#### [Task prompt]
Below are some entries. Output each one exactly as it appears.
▽
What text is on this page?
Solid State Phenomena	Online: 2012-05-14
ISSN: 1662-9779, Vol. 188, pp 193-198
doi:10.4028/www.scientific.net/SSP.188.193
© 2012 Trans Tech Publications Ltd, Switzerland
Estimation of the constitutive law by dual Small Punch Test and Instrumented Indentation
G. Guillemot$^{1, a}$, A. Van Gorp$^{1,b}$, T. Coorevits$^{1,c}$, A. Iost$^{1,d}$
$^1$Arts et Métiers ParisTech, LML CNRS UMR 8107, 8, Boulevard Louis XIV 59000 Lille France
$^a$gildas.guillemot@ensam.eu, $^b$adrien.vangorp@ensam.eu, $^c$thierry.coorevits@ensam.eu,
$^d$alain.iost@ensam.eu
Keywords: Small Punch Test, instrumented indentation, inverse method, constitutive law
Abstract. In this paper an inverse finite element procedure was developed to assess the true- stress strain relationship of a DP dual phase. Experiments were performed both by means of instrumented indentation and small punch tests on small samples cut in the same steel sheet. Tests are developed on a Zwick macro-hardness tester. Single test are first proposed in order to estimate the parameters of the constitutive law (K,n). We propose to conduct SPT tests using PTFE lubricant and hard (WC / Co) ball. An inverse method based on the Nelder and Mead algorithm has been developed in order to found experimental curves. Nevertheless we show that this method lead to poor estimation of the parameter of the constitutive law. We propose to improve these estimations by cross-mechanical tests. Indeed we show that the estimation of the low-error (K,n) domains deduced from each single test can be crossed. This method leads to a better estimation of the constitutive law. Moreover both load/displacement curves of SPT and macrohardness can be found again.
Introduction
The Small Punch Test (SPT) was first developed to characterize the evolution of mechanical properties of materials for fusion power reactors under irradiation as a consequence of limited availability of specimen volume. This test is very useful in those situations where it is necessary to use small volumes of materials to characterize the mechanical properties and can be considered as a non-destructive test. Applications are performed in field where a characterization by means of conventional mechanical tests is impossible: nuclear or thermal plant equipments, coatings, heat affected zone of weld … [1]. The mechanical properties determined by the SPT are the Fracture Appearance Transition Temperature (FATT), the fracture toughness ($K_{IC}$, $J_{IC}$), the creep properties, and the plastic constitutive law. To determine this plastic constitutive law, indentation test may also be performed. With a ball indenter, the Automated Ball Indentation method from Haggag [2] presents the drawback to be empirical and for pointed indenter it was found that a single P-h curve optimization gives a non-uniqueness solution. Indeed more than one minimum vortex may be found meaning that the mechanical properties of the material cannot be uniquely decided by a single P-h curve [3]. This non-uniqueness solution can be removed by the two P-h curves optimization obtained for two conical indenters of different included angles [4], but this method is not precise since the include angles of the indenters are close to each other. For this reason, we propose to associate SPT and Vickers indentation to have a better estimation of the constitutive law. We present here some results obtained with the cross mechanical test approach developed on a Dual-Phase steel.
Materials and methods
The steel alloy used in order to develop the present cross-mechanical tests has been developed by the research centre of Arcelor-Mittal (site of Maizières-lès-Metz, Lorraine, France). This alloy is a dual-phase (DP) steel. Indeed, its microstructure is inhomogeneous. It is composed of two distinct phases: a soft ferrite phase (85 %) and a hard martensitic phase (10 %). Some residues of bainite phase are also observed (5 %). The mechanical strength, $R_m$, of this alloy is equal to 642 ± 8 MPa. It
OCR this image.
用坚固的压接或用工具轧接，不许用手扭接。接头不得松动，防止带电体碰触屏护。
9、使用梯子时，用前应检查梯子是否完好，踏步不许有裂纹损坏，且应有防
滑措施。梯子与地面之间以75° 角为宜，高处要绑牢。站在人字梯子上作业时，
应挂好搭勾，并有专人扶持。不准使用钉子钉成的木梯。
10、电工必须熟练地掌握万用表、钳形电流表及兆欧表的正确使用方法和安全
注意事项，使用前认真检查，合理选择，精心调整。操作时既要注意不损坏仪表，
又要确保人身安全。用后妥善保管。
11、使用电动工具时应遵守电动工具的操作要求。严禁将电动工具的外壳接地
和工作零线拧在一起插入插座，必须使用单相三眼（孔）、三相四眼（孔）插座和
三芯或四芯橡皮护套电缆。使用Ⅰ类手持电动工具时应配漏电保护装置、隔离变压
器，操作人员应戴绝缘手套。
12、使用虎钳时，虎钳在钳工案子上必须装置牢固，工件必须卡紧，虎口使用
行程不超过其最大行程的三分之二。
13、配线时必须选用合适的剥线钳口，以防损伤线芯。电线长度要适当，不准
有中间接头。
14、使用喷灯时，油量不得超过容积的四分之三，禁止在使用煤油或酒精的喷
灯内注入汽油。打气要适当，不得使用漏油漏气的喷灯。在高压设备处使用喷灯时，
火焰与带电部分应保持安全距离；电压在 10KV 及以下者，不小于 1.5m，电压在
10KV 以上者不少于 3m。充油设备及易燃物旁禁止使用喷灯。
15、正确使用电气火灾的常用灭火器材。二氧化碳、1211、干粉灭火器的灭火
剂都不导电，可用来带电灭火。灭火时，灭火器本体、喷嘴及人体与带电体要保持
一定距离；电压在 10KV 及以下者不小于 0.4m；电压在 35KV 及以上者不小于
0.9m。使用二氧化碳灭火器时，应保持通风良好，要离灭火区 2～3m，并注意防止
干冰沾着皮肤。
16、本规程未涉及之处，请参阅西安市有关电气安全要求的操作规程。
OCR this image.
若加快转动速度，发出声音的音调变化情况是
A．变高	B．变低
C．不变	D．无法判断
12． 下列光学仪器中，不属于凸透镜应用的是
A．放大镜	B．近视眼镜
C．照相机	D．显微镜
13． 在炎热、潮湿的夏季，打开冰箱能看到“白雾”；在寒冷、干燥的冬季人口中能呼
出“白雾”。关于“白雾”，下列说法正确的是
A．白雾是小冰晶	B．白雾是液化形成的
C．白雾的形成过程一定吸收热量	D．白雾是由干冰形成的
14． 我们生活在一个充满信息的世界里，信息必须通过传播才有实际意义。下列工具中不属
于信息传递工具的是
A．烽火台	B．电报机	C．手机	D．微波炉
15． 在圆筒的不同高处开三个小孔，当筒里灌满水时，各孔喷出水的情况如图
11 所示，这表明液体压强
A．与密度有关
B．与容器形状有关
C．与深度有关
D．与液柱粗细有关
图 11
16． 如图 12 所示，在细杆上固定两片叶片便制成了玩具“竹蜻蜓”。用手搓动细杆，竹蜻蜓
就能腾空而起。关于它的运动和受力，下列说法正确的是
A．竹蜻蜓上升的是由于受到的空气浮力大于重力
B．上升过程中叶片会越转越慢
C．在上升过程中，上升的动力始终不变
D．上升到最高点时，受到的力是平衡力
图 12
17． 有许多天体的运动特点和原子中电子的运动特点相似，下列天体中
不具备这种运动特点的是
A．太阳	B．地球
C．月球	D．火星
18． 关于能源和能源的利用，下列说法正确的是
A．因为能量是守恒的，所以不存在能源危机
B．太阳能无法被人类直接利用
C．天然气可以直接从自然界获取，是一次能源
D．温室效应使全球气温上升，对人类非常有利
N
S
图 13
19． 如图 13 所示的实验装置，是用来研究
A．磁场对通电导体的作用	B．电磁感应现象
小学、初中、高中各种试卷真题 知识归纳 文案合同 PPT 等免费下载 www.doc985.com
△
#### [Expected answer]
What text is on this page?
Solid State Phenomena	Online: 2012-05-14
ISSN: 1662-9779, Vol. 188, pp 193-198
doi:10.4028/www.scientific.net/SSP.188.193
© 2012 Trans Tech Publications Ltd, Switzerland
Estimation of the constitutive law by dual Small Punch Test and Instrumented Indentation
G. Guillemot$^{1, a}$, A. Van Gorp$^{1,b}$, T. Coorevits$^{1,c}$, A. Iost$^{1,d}$
$^1$Arts et Métiers ParisTech, LML CNRS UMR 8107, 8, Boulevard Louis XIV 59000 Lille France
$^a$gildas.guillemot@ensam.eu, $^b$adrien.vangorp@ensam.eu, $^c$thierry.coorevits@ensam.eu,
$^d$alain.iost@ensam.eu
Keywords: Small Punch Test, instrumented indentation, inverse method, constitutive law
Abstract. In this paper an inverse finite element procedure was developed to assess the true- stress strain relationship of a DP dual phase. Experiments were performed both by means of instrumented indentation and small punch tests on small samples cut in the same steel sheet. Tests are developed on a Zwick macro-hardness tester. Single test are first proposed in order to estimate the parameters of the constitutive law (K,n). We propose to conduct SPT tests using PTFE lubricant and hard (WC / Co) ball. An inverse method based on the Nelder and Mead algorithm has been developed in order to found experimental curves. Nevertheless we show that this method lead to poor estimation of the parameter of the constitutive law. We propose to improve these estimations by cross-mechanical tests. Indeed we show that the estimation of the low-error (K,n) domains deduced from each single test can be crossed. This method leads to a better estimation of the constitutive law. Moreover both load/displacement curves of SPT and macrohardness can be found again.
Introduction
The Small Punch Test (SPT) was first developed to characterize the evolution of mechanical properties of materials for fusion power reactors under irradiation as a consequence of limited availability of specimen volume. This test is very useful in those situations where it is necessary to use small volumes of materials to characterize the mechanical properties and can be considered as a non-destructive test. Applications are performed in field where a characterization by means of conventional mechanical tests is impossible: nuclear or thermal plant equipments, coatings, heat affected zone of weld … [1]. The mechanical properties determined by the SPT are the Fracture Appearance Transition Temperature (FATT), the fracture toughness ($K_{IC}$, $J_{IC}$), the creep properties, and the plastic constitutive law. To determine this plastic constitutive law, indentation test may also be performed. With a ball indenter, the Automated Ball Indentation method from Haggag [2] presents the drawback to be empirical and for pointed indenter it was found that a single P-h curve optimization gives a non-uniqueness solution. Indeed more than one minimum vortex may be found meaning that the mechanical properties of the material cannot be uniquely decided by a single P-h curve [3]. This non-uniqueness solution can be removed by the two P-h curves optimization obtained for two conical indenters of different included angles [4], but this method is not precise since the include angles of the indenters are close to each other. For this reason, we propose to associate SPT and Vickers indentation to have a better estimation of the constitutive law. We present here some results obtained with the cross mechanical test approach developed on a Dual-Phase steel.
Materials and methods
The steel alloy used in order to develop the present cross-mechanical tests has been developed by the research centre of Arcelor-Mittal (site of Maizières-lès-Metz, Lorraine, France). This alloy is a dual-phase (DP) steel. Indeed, its microstructure is inhomogeneous. It is composed of two distinct phases: a soft ferrite phase (85 %) and a hard martensitic phase (10 %). Some residues of bainite phase are also observed (5 %). The mechanical strength, $R_m$, of this alloy is equal to 642 ± 8 MPa. It
OCR this image.
用坚固的压接或用工具轧接，不许用手扭接。接头不得松动，防止带电体碰触屏护。
9、使用梯子时，用前应检查梯子是否完好，踏步不许有裂纹损坏，且应有防
滑措施。梯子与地面之间以75° 角为宜，高处要绑牢。站在人字梯子上作业时，
应挂好搭勾，并有专人扶持。不准使用钉子钉成的木梯。
10、电工必须熟练地掌握万用表、钳形电流表及兆欧表的正确使用方法和安全
注意事项，使用前认真检查，合理选择，精心调整。操作时既要注意不损坏仪表，
又要确保人身安全。用后妥善保管。
11、使用电动工具时应遵守电动工具的操作要求。严禁将电动工具的外壳接地
和工作零线拧在一起插入插座，必须使用单相三眼（孔）、三相四眼（孔）插座和
三芯或四芯橡皮护套电缆。使用Ⅰ类手持电动工具时应配漏电保护装置、隔离变压
器，操作人员应戴绝缘手套。
12、使用虎钳时，虎钳在钳工案子上必须装置牢固，工件必须卡紧，虎口使用
行程不超过其最大行程的三分之二。
13、配线时必须选用合适的剥线钳口，以防损伤线芯。电线长度要适当，不准
有中间接头。
14、使用喷灯时，油量不得超过容积的四分之三，禁止在使用煤油或酒精的喷
灯内注入汽油。打气要适当，不得使用漏油漏气的喷灯。在高压设备处使用喷灯时，
火焰与带电部分应保持安全距离；电压在 10KV 及以下者，不小于 1.5m，电压在
10KV 以上者不少于 3m。充油设备及易燃物旁禁止使用喷灯。
15、正确使用电气火灾的常用灭火器材。二氧化碳、1211、干粉灭火器的灭火
剂都不导电，可用来带电灭火。灭火时，灭火器本体、喷嘴及人体与带电体要保持
一定距离；电压在 10KV 及以下者不小于 0.4m；电压在 35KV 及以上者不小于
0.9m。使用二氧化碳灭火器时，应保持通风良好，要离灭火区 2～3m，并注意防止
干冰沾着皮肤。
16、本规程未涉及之处，请参阅西安市有关电气安全要求的操作规程。
OCR this image.
若加快转动速度，发出声音的音调变化情况是
A．变高	B．变低
C．不变	D．无法判断
12． 下列光学仪器中，不属于凸透镜应用的是
A．放大镜	B．近视眼镜
C．照相机	D．显微镜
13． 在炎热、潮湿的夏季，打开冰箱能看到“白雾”；在寒冷、干燥的冬季人口中能呼
出“白雾”。关于“白雾”，下列说法正确的是
A．白雾是小冰晶	B．白雾是液化形成的
C．白雾的形成过程一定吸收热量	D．白雾是由干冰形成的
14． 我们生活在一个充满信息的世界里，信息必须通过传播才有实际意义。下列工具中不属
于信息传递工具的是
A．烽火台	B．电报机	C．手机	D．微波炉
15． 在圆筒的不同高处开三个小孔，当筒里灌满水时，各孔喷出水的情况如图
11 所示，这表明液体压强
A．与密度有关
B．与容器形状有关
C．与深度有关
D．与液柱粗细有关
图 11
16． 如图 12 所示，在细杆上固定两片叶片便制成了玩具“竹蜻蜓”。用手搓动细杆，竹蜻蜓
就能腾空而起。关于它的运动和受力，下列说法正确的是
A．竹蜻蜓上升的是由于受到的空气浮力大于重力
B．上升过程中叶片会越转越慢
C．在上升过程中，上升的动力始终不变
D．上升到最高点时，受到的力是平衡力
图 12
17． 有许多天体的运动特点和原子中电子的运动特点相似，下列天体中
不具备这种运动特点的是
A．太阳	B．地球
C．月球	D．火星
18． 关于能源和能源的利用，下列说法正确的是
A．因为能量是守恒的，所以不存在能源危机
B．太阳能无法被人类直接利用
C．天然气可以直接从自然界获取，是一次能源
D．温室效应使全球气温上升，对人类非常有利
N
S
图 13
19． 如图 13 所示的实验装置，是用来研究
A．磁场对通电导体的作用	B．电磁感应现象
小学、初中、高中各种试卷真题 知识归纳 文案合同 PPT 等免费下载 www.doc985.com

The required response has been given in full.